# [Stated exercise]
Go through the listing below and list every line with "this".

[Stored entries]
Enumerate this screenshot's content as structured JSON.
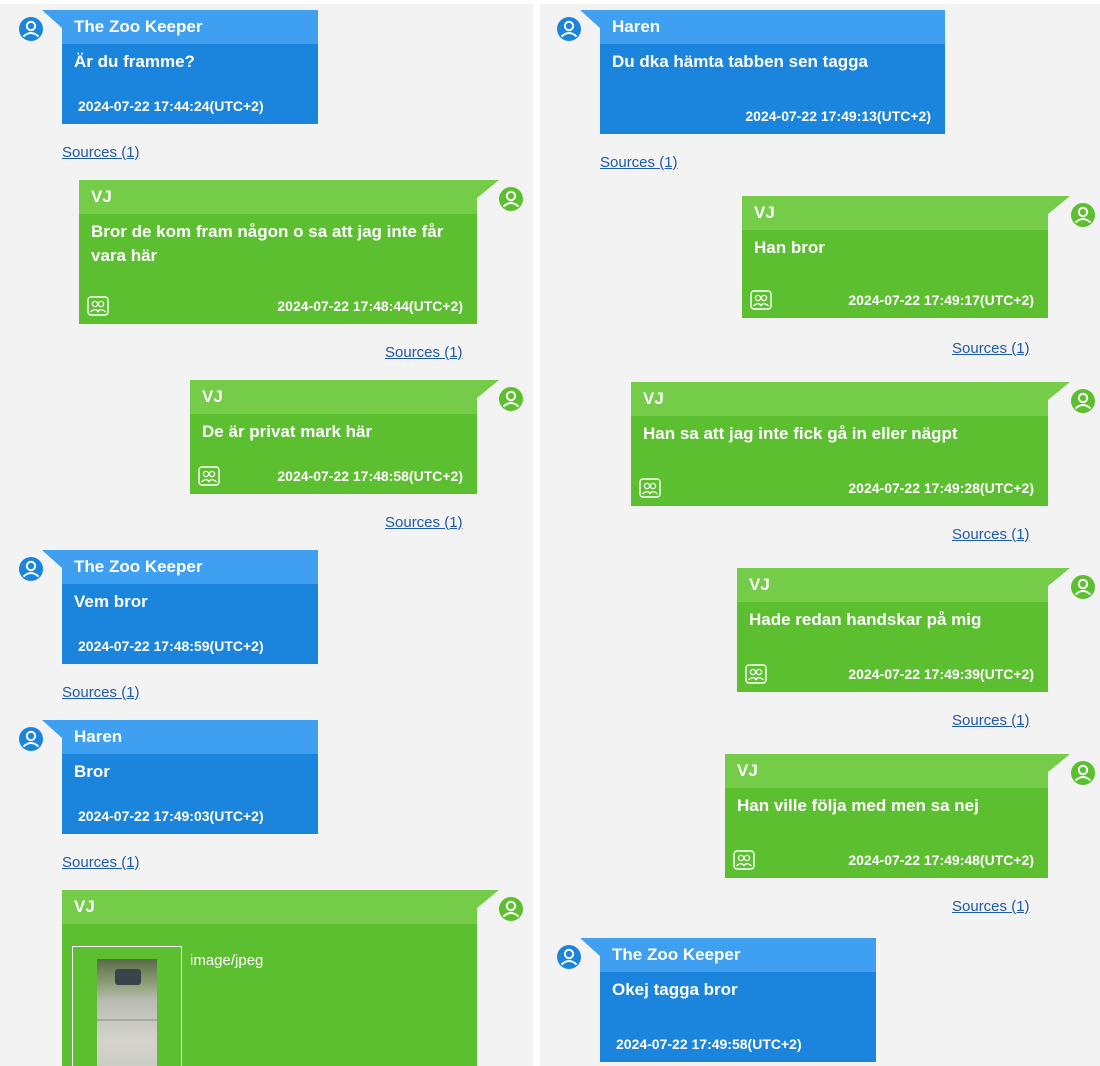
{
  "colors": {
    "incoming_bubble": "#1b84dc",
    "incoming_header": "#3f9ff0",
    "outgoing_bubble": "#5cbf2f",
    "outgoing_header": "#74cc48",
    "link": "#1f5aa8",
    "panel_background": "#f3f3f3"
  },
  "icons": {
    "avatar": "user-avatar-icon",
    "participants": "participants-icon"
  },
  "left_panel": {
    "messages": [
      {
        "sender": "The Zoo Keeper",
        "direction": "incoming",
        "text": "Är du framme?",
        "timestamp": "2024-07-22 17:44:24(UTC+2)",
        "sources": "Sources (1)"
      },
      {
        "sender": "VJ",
        "direction": "outgoing",
        "text": "Bror de kom fram någon o sa att jag inte får vara här",
        "timestamp": "2024-07-22 17:48:44(UTC+2)",
        "sources": "Sources (1)"
      },
      {
        "sender": "VJ",
        "direction": "outgoing",
        "text": "De är privat mark här",
        "timestamp": "2024-07-22 17:48:58(UTC+2)",
        "sources": "Sources (1)"
      },
      {
        "sender": "The Zoo Keeper",
        "direction": "incoming",
        "text": "Vem bror",
        "timestamp": "2024-07-22 17:48:59(UTC+2)",
        "sources": "Sources (1)"
      },
      {
        "sender": "Haren",
        "direction": "incoming",
        "text": "Bror",
        "timestamp": "2024-07-22 17:49:03(UTC+2)",
        "sources": "Sources (1)"
      },
      {
        "sender": "VJ",
        "direction": "outgoing",
        "attachment_type": "image/jpeg"
      }
    ]
  },
  "right_panel": {
    "messages": [
      {
        "sender": "Haren",
        "direction": "incoming",
        "text": "Du dka hämta tabben sen tagga",
        "timestamp": "2024-07-22 17:49:13(UTC+2)",
        "sources": "Sources (1)"
      },
      {
        "sender": "VJ",
        "direction": "outgoing",
        "text": "Han bror",
        "timestamp": "2024-07-22 17:49:17(UTC+2)",
        "sources": "Sources (1)"
      },
      {
        "sender": "VJ",
        "direction": "outgoing",
        "text": "Han sa att jag inte fick gå in eller nägpt",
        "timestamp": "2024-07-22 17:49:28(UTC+2)",
        "sources": "Sources (1)"
      },
      {
        "sender": "VJ",
        "direction": "outgoing",
        "text": "Hade redan handskar på mig",
        "timestamp": "2024-07-22 17:49:39(UTC+2)",
        "sources": "Sources (1)"
      },
      {
        "sender": "VJ",
        "direction": "outgoing",
        "text": "Han ville följa med men sa nej",
        "timestamp": "2024-07-22 17:49:48(UTC+2)",
        "sources": "Sources (1)"
      },
      {
        "sender": "The Zoo Keeper",
        "direction": "incoming",
        "text": "Okej tagga bror",
        "timestamp": "2024-07-22 17:49:58(UTC+2)"
      }
    ]
  }
}
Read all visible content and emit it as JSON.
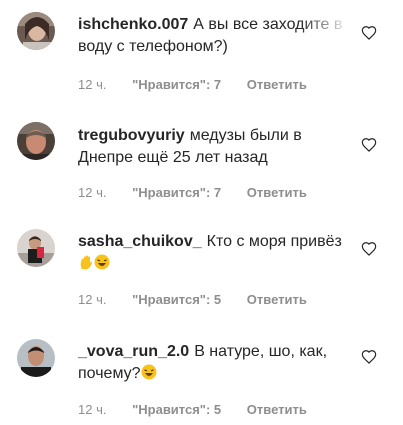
{
  "comments": [
    {
      "username": "ishchenko.007",
      "text": "А вы все заходите в воду с телефоном?)",
      "time": "12 ч.",
      "likes": "\"Нравится\": 7",
      "reply": "Ответить",
      "avatar_icon": "avatar-photo-woman",
      "emoji": []
    },
    {
      "username": "tregubovyuriy",
      "text": "медузы были в Днепре ещё 25 лет назад",
      "time": "12 ч.",
      "likes": "\"Нравится\": 7",
      "reply": "Ответить",
      "avatar_icon": "avatar-photo-man",
      "emoji": []
    },
    {
      "username": "sasha_chuikov_",
      "text": "Кто с моря привёз",
      "time": "12 ч.",
      "likes": "\"Нравится\": 5",
      "reply": "Ответить",
      "avatar_icon": "avatar-photo-mirror-selfie",
      "emoji": [
        "hand-emoji",
        "laughing-emoji"
      ]
    },
    {
      "username": "_vova_run_2.0",
      "text": "В натуре, шо, как, почему?",
      "time": "12 ч.",
      "likes": "\"Нравится\": 5",
      "reply": "Ответить",
      "avatar_icon": "avatar-photo-man-dark",
      "emoji": [
        "laughing-emoji"
      ]
    }
  ],
  "colors": {
    "text": "#262626",
    "meta": "#8e8e8e",
    "emoji": "#f7c21b"
  },
  "like_icon": "heart-outline-icon"
}
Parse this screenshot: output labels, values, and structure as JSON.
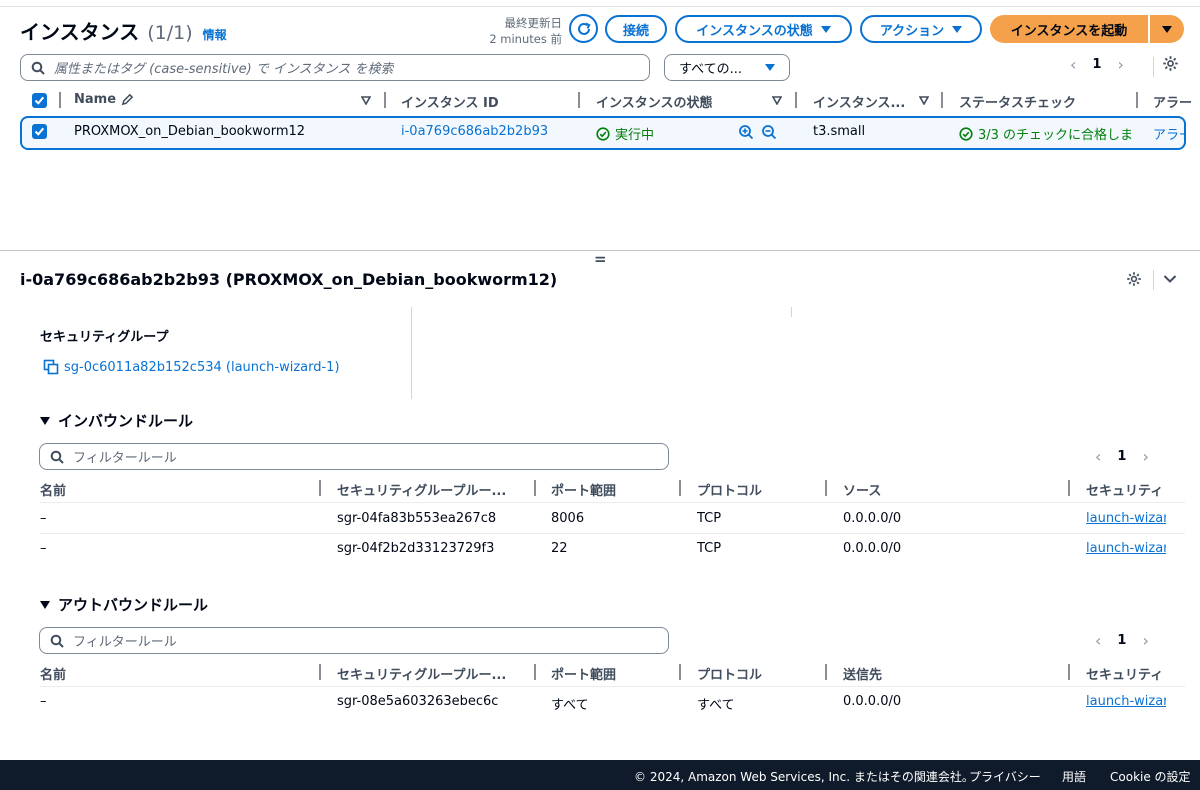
{
  "header": {
    "title": "インスタンス",
    "count": "(1/1)",
    "info_link": "情報",
    "last_updated_label": "最終更新日",
    "last_updated_value": "2 minutes 前",
    "connect_button": "接続",
    "instance_state_button": "インスタンスの状態",
    "actions_button": "アクション",
    "launch_button": "インスタンスを起動"
  },
  "search": {
    "placeholder": "属性またはタグ (case-sensitive) で インスタンス を検索",
    "filter_select": "すべての..."
  },
  "pager_top": {
    "page": "1"
  },
  "instances_table": {
    "columns": [
      "Name",
      "インスタンス ID",
      "インスタンスの状態",
      "インスタンス...",
      "ステータスチェック",
      "アラー"
    ],
    "rows": [
      {
        "name": "PROXMOX_on_Debian_bookworm12",
        "instance_id": "i-0a769c686ab2b2b93",
        "state": "実行中",
        "type": "t3.small",
        "status_check": "3/3 のチェックに合格しま",
        "alarm": "アラー"
      }
    ]
  },
  "split_handle": "=",
  "detail": {
    "title": "i-0a769c686ab2b2b93 (PROXMOX_on_Debian_bookworm12)",
    "security_groups_label": "セキュリティグループ",
    "security_group_link": "sg-0c6011a82b152c534 (launch-wizard-1)"
  },
  "inbound": {
    "title": "インバウンドルール",
    "filter_placeholder": "フィルタールール",
    "page": "1",
    "columns": [
      "名前",
      "セキュリティグループルー...",
      "ポート範囲",
      "プロトコル",
      "ソース",
      "セキュリティ"
    ],
    "rows": [
      {
        "name": "–",
        "rule_id": "sgr-04fa83b553ea267c8",
        "port": "8006",
        "protocol": "TCP",
        "source": "0.0.0.0/0",
        "sg": "launch-wizar"
      },
      {
        "name": "–",
        "rule_id": "sgr-04f2b2d33123729f3",
        "port": "22",
        "protocol": "TCP",
        "source": "0.0.0.0/0",
        "sg": "launch-wizar"
      }
    ]
  },
  "outbound": {
    "title": "アウトバウンドルール",
    "filter_placeholder": "フィルタールール",
    "page": "1",
    "columns": [
      "名前",
      "セキュリティグループルー...",
      "ポート範囲",
      "プロトコル",
      "送信先",
      "セキュリティ"
    ],
    "rows": [
      {
        "name": "–",
        "rule_id": "sgr-08e5a603263ebec6c",
        "port": "すべて",
        "protocol": "すべて",
        "destination": "0.0.0.0/0",
        "sg": "launch-wizar"
      }
    ]
  },
  "footer": {
    "copyright": "© 2024, Amazon Web Services, Inc. またはその関連会社。",
    "privacy": "プライバシー",
    "terms": "用語",
    "cookie": "Cookie の設定"
  },
  "colors": {
    "accent": "#0972d3",
    "launch_orange": "#f5a04a",
    "success_green": "#037f0c",
    "footer_bg": "#0f1b2a"
  }
}
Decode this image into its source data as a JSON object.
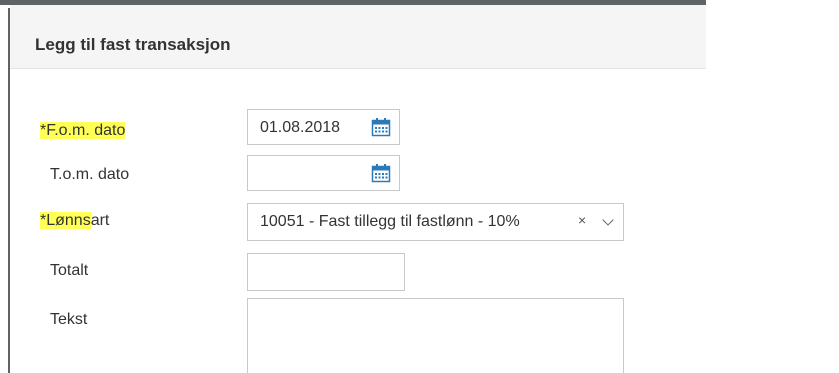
{
  "background": {
    "snippet": "ato"
  },
  "dialog": {
    "title": "Legg til fast transaksjon"
  },
  "form": {
    "fom_date": {
      "required_marker": "*",
      "label_highlighted": "F.o.m. dato",
      "label_rest": "",
      "value": "01.08.2018",
      "icon": "calendar-icon"
    },
    "tom_date": {
      "label": "T.o.m. dato",
      "value": "",
      "icon": "calendar-icon"
    },
    "lonnsart": {
      "required_marker": "*",
      "label_highlighted": "Lønns",
      "label_rest": "art",
      "value": "10051 - Fast tillegg til fastlønn - 10%",
      "clear_symbol": "×",
      "icon": "chevron-down-icon"
    },
    "totalt": {
      "label": "Totalt",
      "value": ""
    },
    "tekst": {
      "label": "Tekst",
      "value": ""
    }
  },
  "colors": {
    "highlight": "#ffff55",
    "calendar_blue": "#2a7ab8",
    "header_bg": "#f5f5f5"
  }
}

# [Complete output]
Enumerate this screenshot's content as structured JSON.
Parse this screenshot: output labels, values, and structure as JSON.
Decode this image into its source data as a JSON object.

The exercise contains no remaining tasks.